• _PROBLEM STATEMENT_:
Repeat, exactly and completely, the material that follows. Omit the pictures.

• _PROVIDED INFORMATION_:
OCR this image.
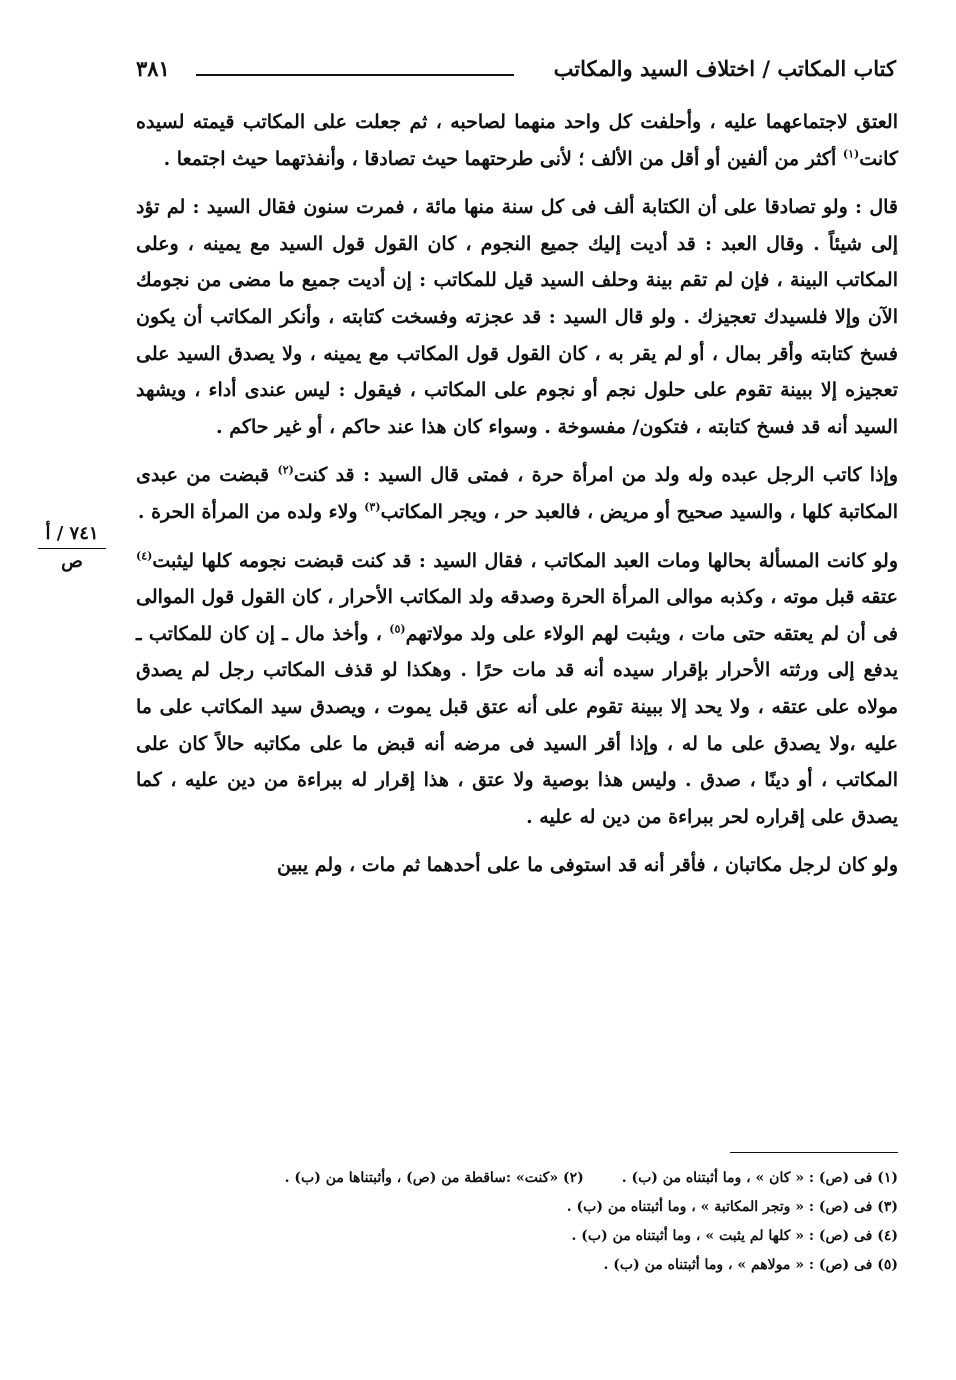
كتاب المكاتب / اختلاف السيد والمكاتب
٣٨١
٧٤١ / أ
ص

العتق لاجتماعهما عليه ، وأحلفت كل واحد منهما لصاحبه ، ثم جعلت على المكاتب قيمته لسيده كانت$^{(١)}$ أكثر من ألفين أو أقل من الألف ؛ لأنى طرحتهما حيث تصادقا ، وأنفذتهما حيث اجتمعا .

قال : ولو تصادقا على أن الكتابة ألف فى كل سنة منها مائة ، فمرت سنون فقال السيد : لم تؤد إلى شيئاً . وقال العبد : قد أديت إليك جميع النجوم ، كان القول قول السيد مع يمينه ، وعلى المكاتب البينة ، فإن لم تقم بينة وحلف السيد قيل للمكاتب : إن أديت جميع ما مضى من نجومك الآن وإلا فلسيدك تعجيزك . ولو قال السيد : قد عجزته وفسخت كتابته ، وأنكر المكاتب أن يكون فسخ كتابته وأقر بمال ، أو لم يقر به ، كان القول قول المكاتب مع يمينه ، ولا يصدق السيد على تعجيزه إلا ببينة تقوم على حلول نجم أو نجوم على المكاتب ، فيقول : ليس عندى أداء ، ويشهد السيد أنه قد فسخ كتابته ، فتكون/ مفسوخة . وسواء كان هذا عند حاكم ، أو غير حاكم .

وإذا كاتب الرجل عبده وله ولد من امرأة حرة ، فمتى قال السيد : قد كنت$^{(٢)}$ قبضت من عبدى المكاتبة كلها ، والسيد صحيح أو مريض ، فالعبد حر ، ويجر المكاتب$^{(٣)}$ ولاء ولده من المرأة الحرة .

ولو كانت المسألة بحالها ومات العبد المكاتب ، فقال السيد : قد كنت قبضت نجومه كلها ليثبت$^{(٤)}$ عتقه قبل موته ، وكذبه موالى المرأة الحرة وصدقه ولد المكاتب الأحرار ، كان القول قول الموالى فى أن لم يعتقه حتى مات ، ويثبت لهم الولاء على ولد مولاتهم$^{(٥)}$ ، وأخذ مال ـ إن كان للمكاتب ـ يدفع إلى ورثته الأحرار بإقرار سيده أنه قد مات حرًا . وهكذا لو قذف المكاتب رجل لم يصدق مولاه على عتقه ، ولا يحد إلا ببينة تقوم على أنه عتق قبل يموت ، ويصدق سيد المكاتب على ما عليه ،ولا يصدق على ما له ، وإذا أقر السيد فى مرضه أنه قبض ما على مكاتبه حالاً كان على المكاتب ، أو دينًا ، صدق . وليس هذا بوصية ولا عتق ، هذا إقرار له ببراءة من دين عليه ، كما يصدق على إقراره لحر ببراءة من دين له عليه .

ولو كان لرجل مكاتبان ، فأقر أنه قد استوفى ما على أحدهما ثم مات ، ولم يبين

(١) فى (ص) : « كان » ، وما أثبتناه من (ب) .(٢) «كنت» :ساقطة من (ص) ، وأثبتناها من (ب) .
(٣) فى (ص) : « وتجر المكاتبة » ، وما أثبتناه من (ب) .
(٤) فى (ص) : « كلها لم يثبت » ، وما أثبتناه من (ب) .
(٥) فى (ص) : « مولاهم » ، وما أثبتناه من (ب) .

• _TASK RESPONSE_:
OCR this image.
كتاب المكاتب / اختلاف السيد والمكاتب
٣٨١
٧٤١ / أ
ص

العتق لاجتماعهما عليه ، وأحلفت كل واحد منهما لصاحبه ، ثم جعلت على المكاتب قيمته لسيده كانت$^{(١)}$ أكثر من ألفين أو أقل من الألف ؛ لأنى طرحتهما حيث تصادقا ، وأنفذتهما حيث اجتمعا .

قال : ولو تصادقا على أن الكتابة ألف فى كل سنة منها مائة ، فمرت سنون فقال السيد : لم تؤد إلى شيئاً . وقال العبد : قد أديت إليك جميع النجوم ، كان القول قول السيد مع يمينه ، وعلى المكاتب البينة ، فإن لم تقم بينة وحلف السيد قيل للمكاتب : إن أديت جميع ما مضى من نجومك الآن وإلا فلسيدك تعجيزك . ولو قال السيد : قد عجزته وفسخت كتابته ، وأنكر المكاتب أن يكون فسخ كتابته وأقر بمال ، أو لم يقر به ، كان القول قول المكاتب مع يمينه ، ولا يصدق السيد على تعجيزه إلا ببينة تقوم على حلول نجم أو نجوم على المكاتب ، فيقول : ليس عندى أداء ، ويشهد السيد أنه قد فسخ كتابته ، فتكون/ مفسوخة . وسواء كان هذا عند حاكم ، أو غير حاكم .

وإذا كاتب الرجل عبده وله ولد من امرأة حرة ، فمتى قال السيد : قد كنت$^{(٢)}$ قبضت من عبدى المكاتبة كلها ، والسيد صحيح أو مريض ، فالعبد حر ، ويجر المكاتب$^{(٣)}$ ولاء ولده من المرأة الحرة .

ولو كانت المسألة بحالها ومات العبد المكاتب ، فقال السيد : قد كنت قبضت نجومه كلها ليثبت$^{(٤)}$ عتقه قبل موته ، وكذبه موالى المرأة الحرة وصدقه ولد المكاتب الأحرار ، كان القول قول الموالى فى أن لم يعتقه حتى مات ، ويثبت لهم الولاء على ولد مولاتهم$^{(٥)}$ ، وأخذ مال ـ إن كان للمكاتب ـ يدفع إلى ورثته الأحرار بإقرار سيده أنه قد مات حرًا . وهكذا لو قذف المكاتب رجل لم يصدق مولاه على عتقه ، ولا يحد إلا ببينة تقوم على أنه عتق قبل يموت ، ويصدق سيد المكاتب على ما عليه ،ولا يصدق على ما له ، وإذا أقر السيد فى مرضه أنه قبض ما على مكاتبه حالاً كان على المكاتب ، أو دينًا ، صدق . وليس هذا بوصية ولا عتق ، هذا إقرار له ببراءة من دين عليه ، كما يصدق على إقراره لحر ببراءة من دين له عليه .

ولو كان لرجل مكاتبان ، فأقر أنه قد استوفى ما على أحدهما ثم مات ، ولم يبين

(١) فى (ص) : « كان » ، وما أثبتناه من (ب) .(٢) «كنت» :ساقطة من (ص) ، وأثبتناها من (ب) .
(٣) فى (ص) : « وتجر المكاتبة » ، وما أثبتناه من (ب) .
(٤) فى (ص) : « كلها لم يثبت » ، وما أثبتناه من (ب) .
(٥) فى (ص) : « مولاهم » ، وما أثبتناه من (ب) .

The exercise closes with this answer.